▸ STATED GOAL: Omit all pictures, then retype the data exactly as given.

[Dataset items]
__________________________________________________

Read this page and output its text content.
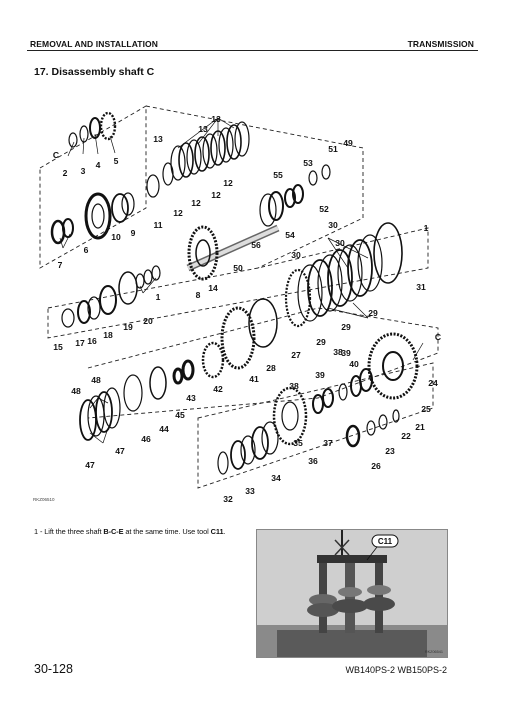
REMOVAL AND INSTALLATION	TRANSMISSION
17. Disassembly shaft C
C
2 3
4 5
13
13
13
12
12
12
12
11
9
10
6
7
55
53
51
49
52
54
56
50
1	8
14
15 17 16
18
19
20
30
30
30
31
29
29
29
1
27
28
41
42
43
45
44
46
48
48
47
47
C
24
25
38
40
39
39
38
37
36
35
34
33
32
21
22
23
26
RKZ06510
1 - Lift the three shaft B-C-E at the same time. Use tool C11.
C11
RKZ06541
30-128	WB140PS-2 WB150PS-2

__________________________________________________

▸ SOLUTION:
Read this page and output its text content.
REMOVAL AND INSTALLATION	TRANSMISSION
17. Disassembly shaft C
C
2 3
4 5
13
13
13
12
12
12
12
11
9
10
6
7
55
53
51
49
52
54
56
50
1	8
14
15 17 16
18
19
20
30
30
30
31
29
29
29
1
27
28
41
42
43
45
44
46
48
48
47
47
C
24
25
38
40
39
39
38
37
36
35
34
33
32
21
22
23
26
RKZ06510
1 - Lift the three shaft B-C-E at the same time. Use tool C11.
C11
RKZ06541
30-128	WB140PS-2 WB150PS-2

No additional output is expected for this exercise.